Start of Data to process

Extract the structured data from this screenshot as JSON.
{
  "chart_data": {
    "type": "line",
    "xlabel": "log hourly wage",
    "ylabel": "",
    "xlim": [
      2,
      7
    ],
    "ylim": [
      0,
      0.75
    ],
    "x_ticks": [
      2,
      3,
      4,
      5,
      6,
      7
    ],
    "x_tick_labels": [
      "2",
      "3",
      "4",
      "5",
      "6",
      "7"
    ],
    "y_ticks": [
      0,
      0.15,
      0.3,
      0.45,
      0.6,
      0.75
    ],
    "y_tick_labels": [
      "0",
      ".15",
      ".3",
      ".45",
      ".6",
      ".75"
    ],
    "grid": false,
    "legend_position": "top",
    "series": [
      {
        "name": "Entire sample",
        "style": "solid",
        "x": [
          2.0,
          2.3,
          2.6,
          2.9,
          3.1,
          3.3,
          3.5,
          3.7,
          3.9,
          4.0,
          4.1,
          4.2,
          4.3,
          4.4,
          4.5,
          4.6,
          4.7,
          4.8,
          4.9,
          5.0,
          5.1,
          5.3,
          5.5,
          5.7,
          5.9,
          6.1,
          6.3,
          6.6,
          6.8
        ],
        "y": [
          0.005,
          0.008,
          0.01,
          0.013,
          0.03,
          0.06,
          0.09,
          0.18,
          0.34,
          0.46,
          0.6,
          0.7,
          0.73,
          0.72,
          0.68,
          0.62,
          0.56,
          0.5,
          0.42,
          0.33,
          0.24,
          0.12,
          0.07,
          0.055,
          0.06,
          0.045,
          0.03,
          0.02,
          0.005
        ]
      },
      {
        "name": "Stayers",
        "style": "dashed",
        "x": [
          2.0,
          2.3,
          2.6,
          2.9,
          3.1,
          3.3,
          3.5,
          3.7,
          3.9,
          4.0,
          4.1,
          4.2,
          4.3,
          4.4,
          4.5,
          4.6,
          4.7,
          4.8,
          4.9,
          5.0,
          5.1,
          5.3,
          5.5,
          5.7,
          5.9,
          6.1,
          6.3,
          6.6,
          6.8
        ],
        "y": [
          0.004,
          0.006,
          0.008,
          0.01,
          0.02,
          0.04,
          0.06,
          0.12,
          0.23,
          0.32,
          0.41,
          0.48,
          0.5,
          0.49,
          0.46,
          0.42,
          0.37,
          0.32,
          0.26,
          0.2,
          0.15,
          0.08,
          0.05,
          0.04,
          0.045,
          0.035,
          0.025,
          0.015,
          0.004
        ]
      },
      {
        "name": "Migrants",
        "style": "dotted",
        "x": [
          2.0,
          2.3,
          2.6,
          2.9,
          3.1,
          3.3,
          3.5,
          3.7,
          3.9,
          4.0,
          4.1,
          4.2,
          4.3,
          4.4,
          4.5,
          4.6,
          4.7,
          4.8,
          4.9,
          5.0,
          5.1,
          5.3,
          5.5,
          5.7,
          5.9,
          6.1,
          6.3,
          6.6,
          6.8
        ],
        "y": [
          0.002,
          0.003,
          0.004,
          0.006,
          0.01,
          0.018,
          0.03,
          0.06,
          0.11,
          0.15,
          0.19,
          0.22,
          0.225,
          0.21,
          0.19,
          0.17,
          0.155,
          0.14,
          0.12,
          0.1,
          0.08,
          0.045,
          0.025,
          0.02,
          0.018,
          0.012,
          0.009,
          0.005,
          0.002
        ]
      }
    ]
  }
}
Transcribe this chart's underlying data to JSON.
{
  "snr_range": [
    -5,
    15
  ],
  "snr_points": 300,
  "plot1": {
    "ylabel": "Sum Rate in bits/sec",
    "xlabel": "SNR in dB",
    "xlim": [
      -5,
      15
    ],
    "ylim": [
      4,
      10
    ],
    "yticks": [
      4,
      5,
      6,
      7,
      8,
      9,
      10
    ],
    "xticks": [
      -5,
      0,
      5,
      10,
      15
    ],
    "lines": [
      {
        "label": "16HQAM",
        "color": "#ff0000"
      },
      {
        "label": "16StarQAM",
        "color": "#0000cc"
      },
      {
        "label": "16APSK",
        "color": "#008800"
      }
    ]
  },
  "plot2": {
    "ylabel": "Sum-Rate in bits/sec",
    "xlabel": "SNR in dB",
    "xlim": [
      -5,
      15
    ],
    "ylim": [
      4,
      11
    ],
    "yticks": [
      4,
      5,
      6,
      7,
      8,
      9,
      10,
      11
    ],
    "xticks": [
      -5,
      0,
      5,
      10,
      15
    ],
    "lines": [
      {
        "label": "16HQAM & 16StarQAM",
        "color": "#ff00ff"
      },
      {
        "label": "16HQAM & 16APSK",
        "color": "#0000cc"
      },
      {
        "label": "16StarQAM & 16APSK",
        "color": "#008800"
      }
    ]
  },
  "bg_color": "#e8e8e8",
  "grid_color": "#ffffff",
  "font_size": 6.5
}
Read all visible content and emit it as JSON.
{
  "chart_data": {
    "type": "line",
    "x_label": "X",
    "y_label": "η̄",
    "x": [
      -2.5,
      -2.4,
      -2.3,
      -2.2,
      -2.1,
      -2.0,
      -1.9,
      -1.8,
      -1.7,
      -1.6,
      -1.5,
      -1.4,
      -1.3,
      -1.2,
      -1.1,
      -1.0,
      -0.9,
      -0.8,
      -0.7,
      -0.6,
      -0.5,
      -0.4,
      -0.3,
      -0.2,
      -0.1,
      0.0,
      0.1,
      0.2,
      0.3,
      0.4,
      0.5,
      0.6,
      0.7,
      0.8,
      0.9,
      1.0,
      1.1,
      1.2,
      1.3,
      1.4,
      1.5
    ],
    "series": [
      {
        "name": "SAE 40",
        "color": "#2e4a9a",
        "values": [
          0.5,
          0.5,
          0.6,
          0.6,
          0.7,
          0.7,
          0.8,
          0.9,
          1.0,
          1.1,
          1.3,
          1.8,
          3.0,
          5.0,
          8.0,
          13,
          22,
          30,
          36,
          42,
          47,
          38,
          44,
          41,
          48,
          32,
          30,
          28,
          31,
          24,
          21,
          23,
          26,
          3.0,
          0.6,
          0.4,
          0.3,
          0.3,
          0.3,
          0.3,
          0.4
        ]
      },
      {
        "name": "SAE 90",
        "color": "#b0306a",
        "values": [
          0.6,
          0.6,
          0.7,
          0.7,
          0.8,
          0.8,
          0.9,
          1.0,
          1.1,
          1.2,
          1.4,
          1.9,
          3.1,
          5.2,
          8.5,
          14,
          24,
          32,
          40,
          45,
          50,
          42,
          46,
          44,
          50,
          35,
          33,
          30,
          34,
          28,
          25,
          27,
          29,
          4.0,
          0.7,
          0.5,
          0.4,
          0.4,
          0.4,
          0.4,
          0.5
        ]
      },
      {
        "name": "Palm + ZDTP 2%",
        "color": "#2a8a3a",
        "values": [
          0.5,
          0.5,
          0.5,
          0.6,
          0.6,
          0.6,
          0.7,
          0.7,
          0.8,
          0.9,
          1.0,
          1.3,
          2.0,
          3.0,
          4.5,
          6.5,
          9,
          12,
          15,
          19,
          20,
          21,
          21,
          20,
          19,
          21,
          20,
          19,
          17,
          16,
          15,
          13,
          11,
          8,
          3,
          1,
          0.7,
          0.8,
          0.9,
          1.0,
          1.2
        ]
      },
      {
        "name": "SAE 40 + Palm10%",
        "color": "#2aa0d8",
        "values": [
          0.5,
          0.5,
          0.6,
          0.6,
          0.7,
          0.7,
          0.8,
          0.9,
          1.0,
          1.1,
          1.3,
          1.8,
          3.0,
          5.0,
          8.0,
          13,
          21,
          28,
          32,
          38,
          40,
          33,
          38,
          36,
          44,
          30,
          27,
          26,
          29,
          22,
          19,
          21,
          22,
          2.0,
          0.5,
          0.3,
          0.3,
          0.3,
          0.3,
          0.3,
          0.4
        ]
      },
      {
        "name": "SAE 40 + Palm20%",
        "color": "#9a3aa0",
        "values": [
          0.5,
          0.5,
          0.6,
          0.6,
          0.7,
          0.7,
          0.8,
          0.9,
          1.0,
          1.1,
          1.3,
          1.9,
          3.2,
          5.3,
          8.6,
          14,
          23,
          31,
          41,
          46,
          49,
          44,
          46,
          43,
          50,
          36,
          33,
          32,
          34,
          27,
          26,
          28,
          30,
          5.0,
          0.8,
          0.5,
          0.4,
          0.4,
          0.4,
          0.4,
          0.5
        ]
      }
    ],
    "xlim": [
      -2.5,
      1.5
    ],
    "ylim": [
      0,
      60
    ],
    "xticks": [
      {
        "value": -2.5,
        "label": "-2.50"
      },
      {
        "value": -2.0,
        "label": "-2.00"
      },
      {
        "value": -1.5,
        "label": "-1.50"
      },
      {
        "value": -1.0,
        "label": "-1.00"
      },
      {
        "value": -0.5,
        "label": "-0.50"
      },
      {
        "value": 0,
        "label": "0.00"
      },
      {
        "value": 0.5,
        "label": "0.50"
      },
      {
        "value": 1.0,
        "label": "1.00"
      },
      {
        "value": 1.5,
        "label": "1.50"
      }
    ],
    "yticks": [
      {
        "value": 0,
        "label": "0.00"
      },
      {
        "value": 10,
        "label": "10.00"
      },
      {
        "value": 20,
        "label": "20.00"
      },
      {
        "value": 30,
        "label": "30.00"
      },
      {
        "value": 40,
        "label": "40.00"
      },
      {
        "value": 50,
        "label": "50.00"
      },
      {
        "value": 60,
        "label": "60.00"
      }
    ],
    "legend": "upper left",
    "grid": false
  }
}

End of Data to process

-- Written task --
Report the number of lines in the entries above that include the word "Rate" and add nothing to it.

-- Completed task --
2